- PAGE EXCERPT:
>> start

Table 4 Top 10 influential users during the first week, based on Pagerank and Eigen Vector Centrality
Table 5 Top 10 sources of information and actors with most connections to knowledge centers during the first week, based on Authority and Hub Centrality

5.2.2 Week 4

During this week, the Twitter network is formed by 1795 actors with 1774 connections among them. The graph density remains at 0.001 similar to the observation in Sect. 5.2.1. Only 5 triadic closures are identified in the whole network with an average clustering coefficient of only 0.002. The average degree is 0.988, a fractional improvement over the value observed for the network from week 1. There is also a relative increase in the number of strongly connected components which stands at 1795, and smaller growth in the number of weakly connected components as well (224). So, the network structure is more well-formed than in the previous case. The Giant Component includes 67% of the actors or 1197 nodes, which also signifies the better-connected nature of this network. Unlike the previous case, here the network is well distributed with multiple actors of high degree and thus implies that the network dominance has changed at this time. This network is illustrated in Fig. 8, and the top 10 actors for the different network-level statistics, determined using standard measures, are highlighted in Tables 67, and 8, and are discussed below.

Fig. 8
figure 8

Illustration of the studied network during week 4

Table 6 Top 10 most connected users and information spreaders during the fourth week, based on Degree and Betweenness Centrality
Table 7 Top 10 influential users during the fourth week, based on Pagerank and Eigenvector Centrality
Table 8 Top 10 sources of information and actors with most connections to knowledge centers during the fourth week, based on Authority and Hub Centrality

Observations:

  • The degree centrality measures in Table 6 reveal that during this week, the most connected network actor is a general user, who is preceded by the table leader from Week 1. Remarkably, the official Twitter handle of the leader of Cluster 2, has secured the 4th rank in this table - this same actor was in 86th position in terms of Degree centrality in the 1st week of our study! So, it appears that Cluster 2 has made fruitful efforts to take over the network by this point in time. Also, in contrast to the first week of study, in this week there are only 3 actors of Politician category, out of which two are from Cluster 1, and only one is from Cluster 2. ANI is the only media channel that has made its place in the top 10 most connected actors list. The remaining actors in this list are general Users.

>> end

- SHORT PROBLEM A: In the records, repeat every line from the one containing "heatmap-cell: [901, 1494, 943, 1537]" through the one containing "x-axis-label: xr in m: [476, 1608, 568, 1649]", including both of those lines.

- DATA TO USE:
>> start

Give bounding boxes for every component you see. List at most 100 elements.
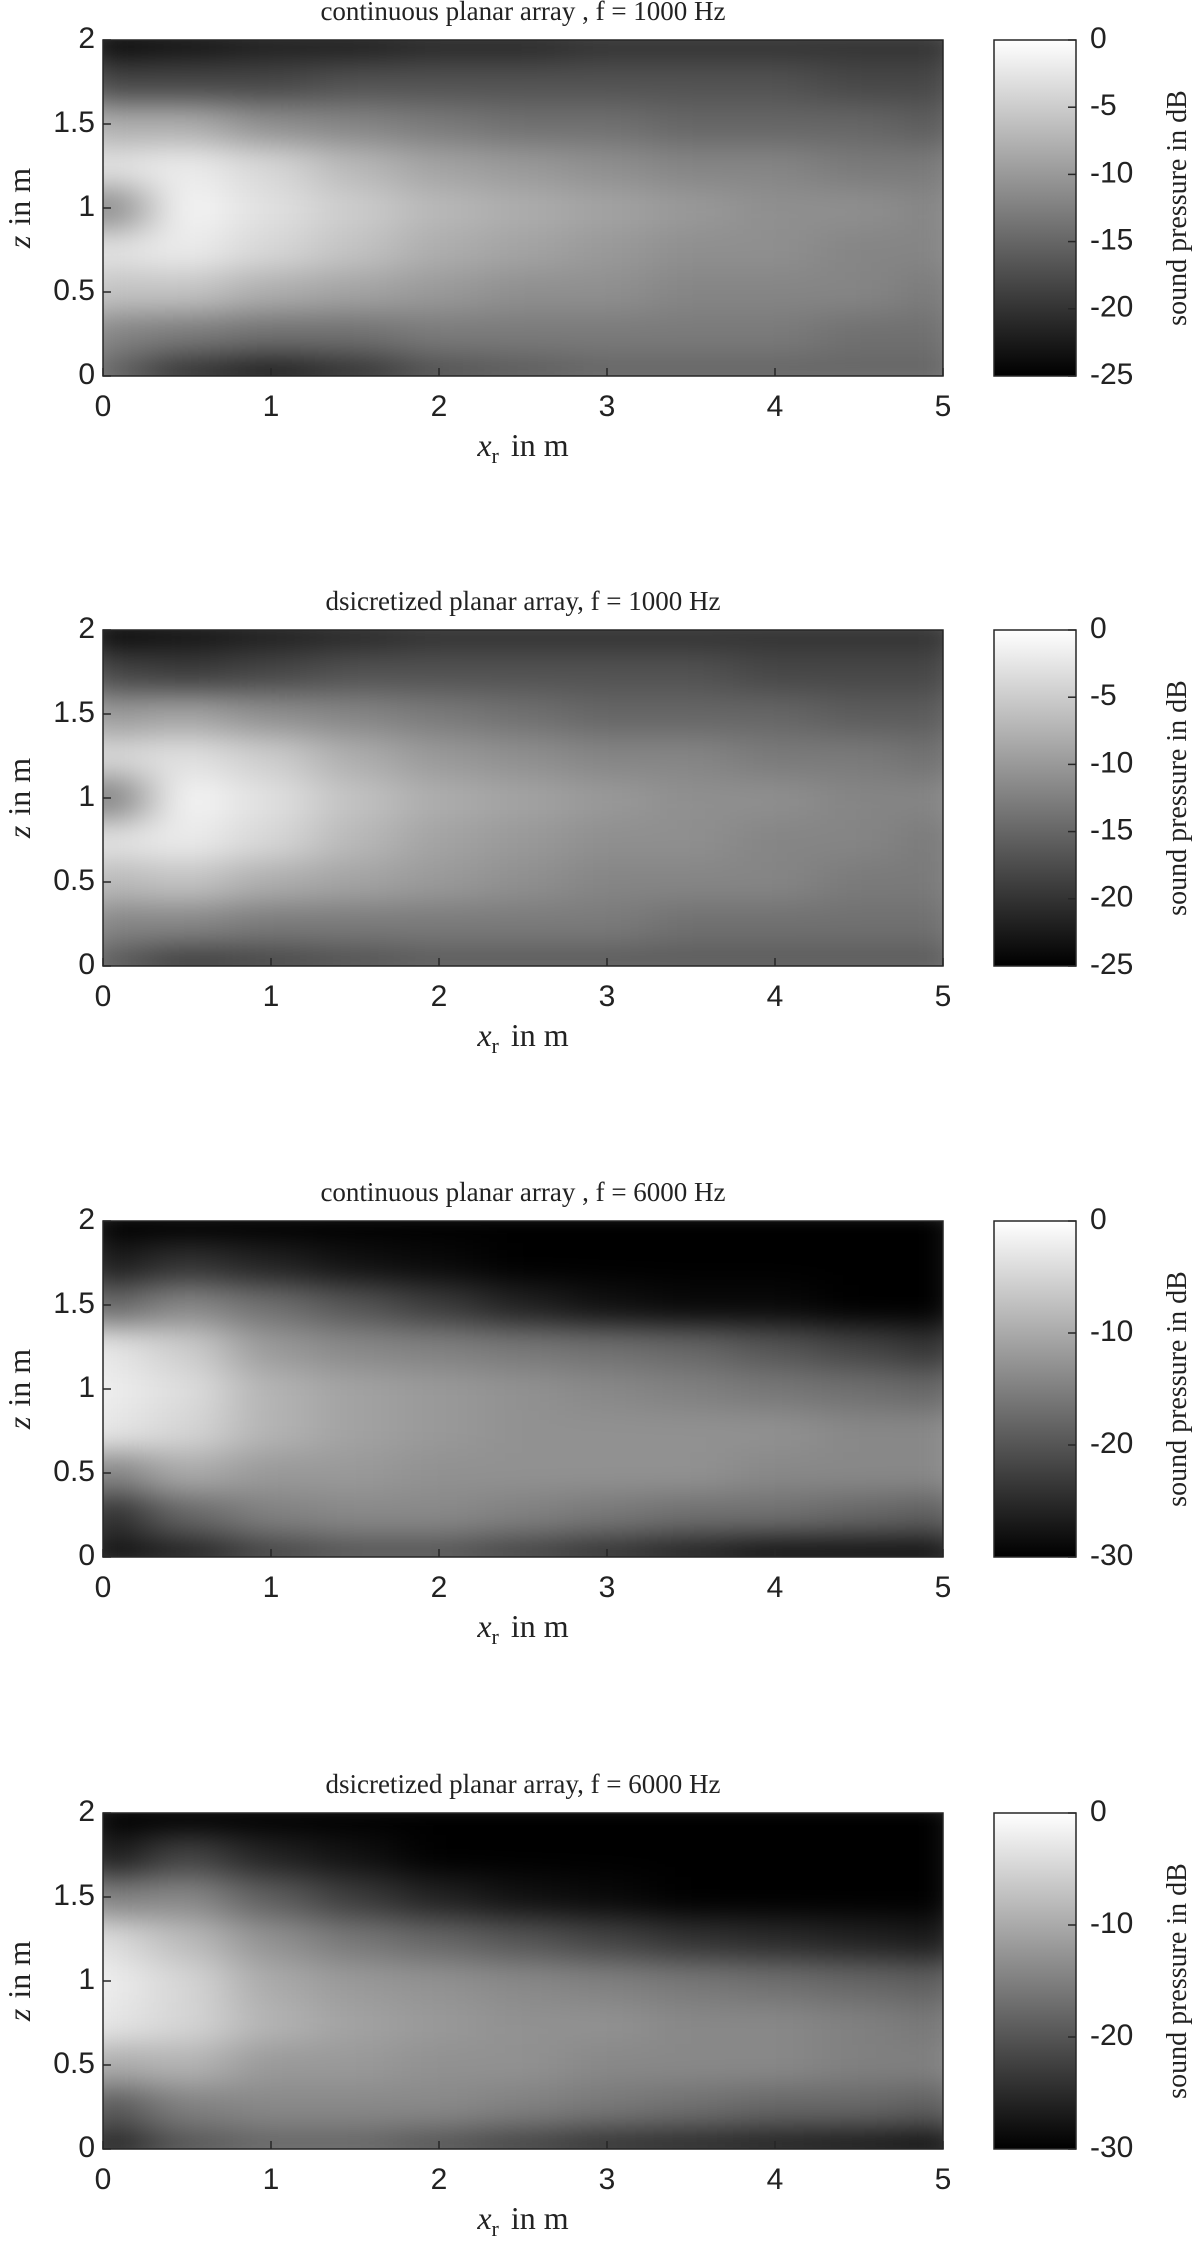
heatmap-cell: [901, 1494, 943, 1537]
x-tick-label: 4: [767, 390, 784, 423]
heatmap-cell: [733, 1410, 818, 1453]
heatmap-cell: [901, 103, 943, 146]
heatmap-cell: [229, 1452, 314, 1495]
heatmap-cell: [817, 1242, 902, 1285]
y-tick-label: 1.5: [53, 1287, 95, 1320]
heatmap-cell: [901, 355, 943, 376]
heatmap-cell: [481, 145, 566, 188]
heatmap-cell: [733, 2002, 818, 2045]
heatmap-cell: [649, 693, 734, 736]
x-tick-label: 1: [263, 390, 280, 423]
heatmap-cell: [733, 1242, 818, 1285]
heatmap-cell: [229, 1284, 314, 1327]
heatmap-cell: [649, 819, 734, 862]
chart-title: continuous planar array , f = 6000 Hz: [320, 1177, 725, 1207]
heatmap-cell: [733, 1326, 818, 1369]
heatmap-cell: [397, 903, 482, 946]
heatmap-cell: [229, 1918, 314, 1961]
heatmap-cell: [145, 313, 230, 356]
heatmap-cell: [733, 1960, 818, 2003]
heatmap-cell: [733, 1452, 818, 1495]
heatmap-cell: [397, 2128, 482, 2149]
heatmap-cell: [565, 1834, 650, 1877]
heatmap-cell: [565, 1221, 650, 1243]
heatmap-cell: [145, 103, 230, 146]
colorbar-tick-label: -30: [1090, 1539, 1133, 1572]
x-tick-label: 1: [263, 2163, 280, 2196]
colorbar-tick-label: -20: [1090, 2019, 1133, 2052]
heatmap-cell: [103, 1494, 146, 1537]
heatmap-cell: [649, 1960, 734, 2003]
heatmap-cell: [481, 945, 566, 966]
heatmap-cell: [145, 819, 230, 862]
heatmap-cell: [145, 1452, 230, 1495]
heatmap-cell: [733, 945, 818, 966]
heatmap-cell: [481, 1834, 566, 1877]
x-axis-label: xr in m: [476, 1608, 568, 1649]
heatmap-cell: [817, 651, 902, 694]
heatmap-cell: [565, 693, 650, 736]
heatmap-cell: [817, 777, 902, 820]
heatmap-cell: [145, 1242, 230, 1285]
heatmap-cell: [229, 945, 314, 966]
heatmap-cell: [103, 1242, 146, 1285]
heatmap-cell: [313, 40, 398, 62]
heatmap-cell: [733, 1918, 818, 1961]
heatmap-cell: [817, 145, 902, 188]
y-tick-label: 2: [78, 22, 95, 55]
heatmap-cell: [649, 2128, 734, 2149]
heatmap-cell: [145, 2044, 230, 2087]
heatmap-cell: [565, 651, 650, 694]
heatmap-cell: [103, 1813, 146, 1835]
heatmap-cell: [817, 1918, 902, 1961]
heatmap-cell: [481, 2128, 566, 2149]
heatmap-cell: [817, 40, 902, 62]
y-axis-variable: z: [1, 2008, 37, 2022]
x-axis-unit: in m: [511, 2200, 569, 2236]
heatmap-cell: [229, 2002, 314, 2045]
heatmap-cell: [145, 903, 230, 946]
y-tick-label: 2: [78, 1795, 95, 1828]
heatmap-cell: [565, 819, 650, 862]
heatmap-cell: [103, 1221, 146, 1243]
x-axis-subscript: r: [492, 1624, 500, 1649]
heatmap-cell: [145, 187, 230, 230]
heatmap-cell: [481, 355, 566, 376]
chart-title: dsicretized planar array, f = 6000 Hz: [325, 1769, 720, 1799]
colorbar-tick-label: -20: [1090, 291, 1133, 324]
heatmap-cell: [397, 61, 482, 104]
heatmap-cell: [649, 945, 734, 966]
heatmap-cell: [397, 1368, 482, 1411]
heatmap-cell: [901, 2002, 943, 2045]
x-tick-label: 0: [95, 390, 112, 423]
heatmap-cell: [229, 187, 314, 230]
y-tick-label: 0.5: [53, 1455, 95, 1488]
heatmap-cell: [901, 1368, 943, 1411]
heatmap-cell: [733, 630, 818, 652]
heatmap-cell: [481, 1284, 566, 1327]
heatmap-cell: [817, 693, 902, 736]
heatmap-cell: [565, 1960, 650, 2003]
y-axis-label: z in m: [1, 168, 37, 249]
heatmap-cell: [313, 1494, 398, 1537]
heatmap-cell: [565, 1326, 650, 1369]
colorbar-tick-label: -5: [1090, 89, 1117, 122]
heatmap-cell: [103, 145, 146, 188]
heatmap-cell: [103, 1918, 146, 1961]
heatmap-cell: [397, 145, 482, 188]
heatmap-cell: [397, 187, 482, 230]
heatmap-cell: [733, 229, 818, 272]
heatmap-cells: [103, 630, 943, 966]
x-axis-subscript: r: [492, 443, 500, 468]
heatmap-cell: [313, 777, 398, 820]
heatmap-cell: [733, 2128, 818, 2149]
heatmap-cell: [145, 1813, 230, 1835]
heatmap-cells: [103, 1221, 943, 1557]
y-tick-label: 1.5: [53, 696, 95, 729]
heatmap-cell: [229, 1368, 314, 1411]
heatmap-cell: [313, 229, 398, 272]
heatmap-cell: [649, 651, 734, 694]
heatmap-cell: [565, 735, 650, 778]
heatmap-cell: [901, 735, 943, 778]
heatmap-cell: [145, 1326, 230, 1369]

>> end

- SHORT PROBLEM B: Which centrality measures are named in the table captions of the Twitter network excerpt?

- RESPONSE A:
heatmap-cell: [901, 1494, 943, 1537]
x-tick-label: 4: [767, 390, 784, 423]
heatmap-cell: [733, 1410, 818, 1453]
heatmap-cell: [901, 103, 943, 146]
heatmap-cell: [229, 1452, 314, 1495]
heatmap-cell: [817, 1242, 902, 1285]
y-tick-label: 1.5: [53, 1287, 95, 1320]
heatmap-cell: [901, 355, 943, 376]
heatmap-cell: [481, 145, 566, 188]
heatmap-cell: [733, 2002, 818, 2045]
heatmap-cell: [649, 693, 734, 736]
x-tick-label: 1: [263, 390, 280, 423]
heatmap-cell: [733, 1242, 818, 1285]
heatmap-cell: [229, 1284, 314, 1327]
heatmap-cell: [649, 819, 734, 862]
chart-title: continuous planar array , f = 6000 Hz: [320, 1177, 725, 1207]
heatmap-cell: [733, 1326, 818, 1369]
heatmap-cell: [397, 903, 482, 946]
heatmap-cell: [229, 1918, 314, 1961]
heatmap-cell: [145, 313, 230, 356]
heatmap-cell: [733, 1960, 818, 2003]
heatmap-cell: [733, 1452, 818, 1495]
heatmap-cell: [397, 2128, 482, 2149]
heatmap-cell: [565, 1834, 650, 1877]
heatmap-cell: [565, 1221, 650, 1243]
heatmap-cell: [145, 103, 230, 146]
colorbar-tick-label: -30: [1090, 1539, 1133, 1572]
x-tick-label: 1: [263, 2163, 280, 2196]
colorbar-tick-label: -20: [1090, 2019, 1133, 2052]
heatmap-cell: [103, 1494, 146, 1537]
heatmap-cell: [649, 1960, 734, 2003]
heatmap-cell: [481, 945, 566, 966]
heatmap-cell: [145, 819, 230, 862]
heatmap-cell: [145, 1452, 230, 1495]
heatmap-cell: [733, 945, 818, 966]
heatmap-cell: [481, 1834, 566, 1877]
x-axis-label: xr in m: [476, 1608, 568, 1649]

- RESPONSE B: Degree, Betweenness, Pagerank, Eigenvector, Authority, Hub